Chart and figure data:
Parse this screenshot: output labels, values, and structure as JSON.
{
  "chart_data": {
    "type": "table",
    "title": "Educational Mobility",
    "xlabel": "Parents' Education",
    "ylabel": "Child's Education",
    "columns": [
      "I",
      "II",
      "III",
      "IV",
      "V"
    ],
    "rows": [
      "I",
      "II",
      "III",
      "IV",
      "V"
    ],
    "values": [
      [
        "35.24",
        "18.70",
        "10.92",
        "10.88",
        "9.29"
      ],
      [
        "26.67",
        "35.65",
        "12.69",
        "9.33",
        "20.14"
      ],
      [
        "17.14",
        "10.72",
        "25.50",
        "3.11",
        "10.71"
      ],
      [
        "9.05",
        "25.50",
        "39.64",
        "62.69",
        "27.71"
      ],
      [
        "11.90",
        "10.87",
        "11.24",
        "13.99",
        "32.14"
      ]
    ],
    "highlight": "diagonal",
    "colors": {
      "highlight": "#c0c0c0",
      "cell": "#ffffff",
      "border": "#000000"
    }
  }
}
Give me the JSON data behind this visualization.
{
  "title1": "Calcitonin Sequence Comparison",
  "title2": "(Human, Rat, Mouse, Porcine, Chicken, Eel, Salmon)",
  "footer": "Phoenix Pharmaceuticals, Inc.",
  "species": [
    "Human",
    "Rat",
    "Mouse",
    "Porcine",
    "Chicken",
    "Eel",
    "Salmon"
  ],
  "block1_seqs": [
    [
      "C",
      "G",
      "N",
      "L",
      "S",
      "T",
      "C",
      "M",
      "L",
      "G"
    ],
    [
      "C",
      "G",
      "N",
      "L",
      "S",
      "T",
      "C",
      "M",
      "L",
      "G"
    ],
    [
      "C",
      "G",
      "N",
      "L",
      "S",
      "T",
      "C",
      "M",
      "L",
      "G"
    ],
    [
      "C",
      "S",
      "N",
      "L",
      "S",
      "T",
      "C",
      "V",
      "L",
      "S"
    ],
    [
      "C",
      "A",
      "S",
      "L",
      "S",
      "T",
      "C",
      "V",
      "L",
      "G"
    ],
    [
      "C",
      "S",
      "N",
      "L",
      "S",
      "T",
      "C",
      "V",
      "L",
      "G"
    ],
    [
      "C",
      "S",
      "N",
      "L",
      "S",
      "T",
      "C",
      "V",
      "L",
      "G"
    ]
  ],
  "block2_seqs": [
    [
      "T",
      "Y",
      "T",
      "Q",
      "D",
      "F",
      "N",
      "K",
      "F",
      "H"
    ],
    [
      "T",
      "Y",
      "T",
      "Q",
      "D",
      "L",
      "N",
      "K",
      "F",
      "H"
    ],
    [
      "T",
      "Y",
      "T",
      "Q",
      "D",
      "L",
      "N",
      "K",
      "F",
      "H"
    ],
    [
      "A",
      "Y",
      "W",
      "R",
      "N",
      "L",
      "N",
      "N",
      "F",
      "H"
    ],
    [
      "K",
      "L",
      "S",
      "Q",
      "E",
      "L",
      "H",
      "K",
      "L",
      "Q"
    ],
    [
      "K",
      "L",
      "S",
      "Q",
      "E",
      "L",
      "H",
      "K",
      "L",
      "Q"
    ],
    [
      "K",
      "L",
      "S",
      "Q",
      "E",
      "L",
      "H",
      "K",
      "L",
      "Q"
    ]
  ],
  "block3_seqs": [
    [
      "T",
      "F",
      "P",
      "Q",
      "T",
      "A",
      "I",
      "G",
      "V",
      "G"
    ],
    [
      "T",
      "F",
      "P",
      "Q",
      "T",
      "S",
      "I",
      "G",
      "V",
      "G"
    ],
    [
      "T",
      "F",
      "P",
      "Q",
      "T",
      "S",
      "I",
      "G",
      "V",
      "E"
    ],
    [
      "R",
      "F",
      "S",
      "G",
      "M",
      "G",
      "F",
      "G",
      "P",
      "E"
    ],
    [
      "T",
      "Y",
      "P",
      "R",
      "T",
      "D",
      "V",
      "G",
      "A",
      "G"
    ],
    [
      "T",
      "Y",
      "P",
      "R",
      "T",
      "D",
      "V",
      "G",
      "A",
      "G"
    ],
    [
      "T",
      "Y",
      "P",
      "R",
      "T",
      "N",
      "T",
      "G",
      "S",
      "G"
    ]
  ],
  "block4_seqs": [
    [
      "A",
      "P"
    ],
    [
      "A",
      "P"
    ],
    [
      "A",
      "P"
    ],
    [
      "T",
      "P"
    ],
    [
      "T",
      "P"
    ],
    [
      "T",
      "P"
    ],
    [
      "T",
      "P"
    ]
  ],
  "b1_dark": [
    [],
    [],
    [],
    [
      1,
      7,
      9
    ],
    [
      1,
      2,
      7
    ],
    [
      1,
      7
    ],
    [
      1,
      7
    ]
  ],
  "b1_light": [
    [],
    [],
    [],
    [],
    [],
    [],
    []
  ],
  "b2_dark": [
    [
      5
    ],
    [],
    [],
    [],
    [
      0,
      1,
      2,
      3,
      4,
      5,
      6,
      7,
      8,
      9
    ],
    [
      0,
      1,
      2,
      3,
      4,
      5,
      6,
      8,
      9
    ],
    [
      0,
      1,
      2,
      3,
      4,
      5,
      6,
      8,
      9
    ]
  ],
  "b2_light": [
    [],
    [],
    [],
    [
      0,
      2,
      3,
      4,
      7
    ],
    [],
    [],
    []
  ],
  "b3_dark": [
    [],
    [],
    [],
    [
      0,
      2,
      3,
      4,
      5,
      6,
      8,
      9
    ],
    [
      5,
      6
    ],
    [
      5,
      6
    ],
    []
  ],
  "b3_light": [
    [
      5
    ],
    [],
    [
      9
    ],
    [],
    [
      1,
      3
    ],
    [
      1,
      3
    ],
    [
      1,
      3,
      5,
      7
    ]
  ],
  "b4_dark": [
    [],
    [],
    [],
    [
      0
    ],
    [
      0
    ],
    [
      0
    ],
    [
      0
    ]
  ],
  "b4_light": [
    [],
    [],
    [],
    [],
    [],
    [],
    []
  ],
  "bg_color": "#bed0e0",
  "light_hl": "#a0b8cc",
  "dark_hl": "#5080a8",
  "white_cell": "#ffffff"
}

AIM =>
Return every line above in which the string "Mouse" occurs.

TASK ANSWER =>
  "title2": "(Human, Rat, Mouse, Porcine, Chicken, Eel, Salmon)",
    "Mouse",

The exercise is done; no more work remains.